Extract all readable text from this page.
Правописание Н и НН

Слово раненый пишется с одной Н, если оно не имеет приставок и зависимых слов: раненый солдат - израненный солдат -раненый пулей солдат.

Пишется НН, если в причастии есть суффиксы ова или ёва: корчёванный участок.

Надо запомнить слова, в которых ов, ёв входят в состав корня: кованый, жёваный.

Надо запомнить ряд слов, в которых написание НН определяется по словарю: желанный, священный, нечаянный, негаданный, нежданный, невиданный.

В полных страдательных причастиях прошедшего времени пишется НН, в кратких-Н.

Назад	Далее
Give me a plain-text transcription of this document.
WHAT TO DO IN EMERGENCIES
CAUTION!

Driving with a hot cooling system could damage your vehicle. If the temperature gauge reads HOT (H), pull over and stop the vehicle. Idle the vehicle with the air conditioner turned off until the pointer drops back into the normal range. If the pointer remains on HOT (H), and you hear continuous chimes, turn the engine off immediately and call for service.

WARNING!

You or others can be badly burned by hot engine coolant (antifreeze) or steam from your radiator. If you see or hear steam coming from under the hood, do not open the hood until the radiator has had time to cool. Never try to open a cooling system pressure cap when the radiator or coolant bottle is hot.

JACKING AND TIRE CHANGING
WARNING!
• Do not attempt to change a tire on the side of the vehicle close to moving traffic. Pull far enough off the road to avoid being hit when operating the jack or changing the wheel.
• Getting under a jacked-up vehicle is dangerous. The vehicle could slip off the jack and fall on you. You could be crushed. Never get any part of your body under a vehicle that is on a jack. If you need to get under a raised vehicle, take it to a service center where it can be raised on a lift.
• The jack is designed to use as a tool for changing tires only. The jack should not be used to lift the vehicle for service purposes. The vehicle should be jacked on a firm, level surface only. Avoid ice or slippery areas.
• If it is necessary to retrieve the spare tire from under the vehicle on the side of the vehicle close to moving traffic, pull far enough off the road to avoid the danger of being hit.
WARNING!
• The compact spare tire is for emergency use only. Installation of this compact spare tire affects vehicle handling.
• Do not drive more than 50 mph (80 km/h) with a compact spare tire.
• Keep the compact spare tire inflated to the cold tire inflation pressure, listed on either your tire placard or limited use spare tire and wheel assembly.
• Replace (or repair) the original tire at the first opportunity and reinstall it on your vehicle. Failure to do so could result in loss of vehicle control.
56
#####
#### Exercise objective
Report the number of lines that include the string "under"; return nothing but the count.

#### Output of the task
3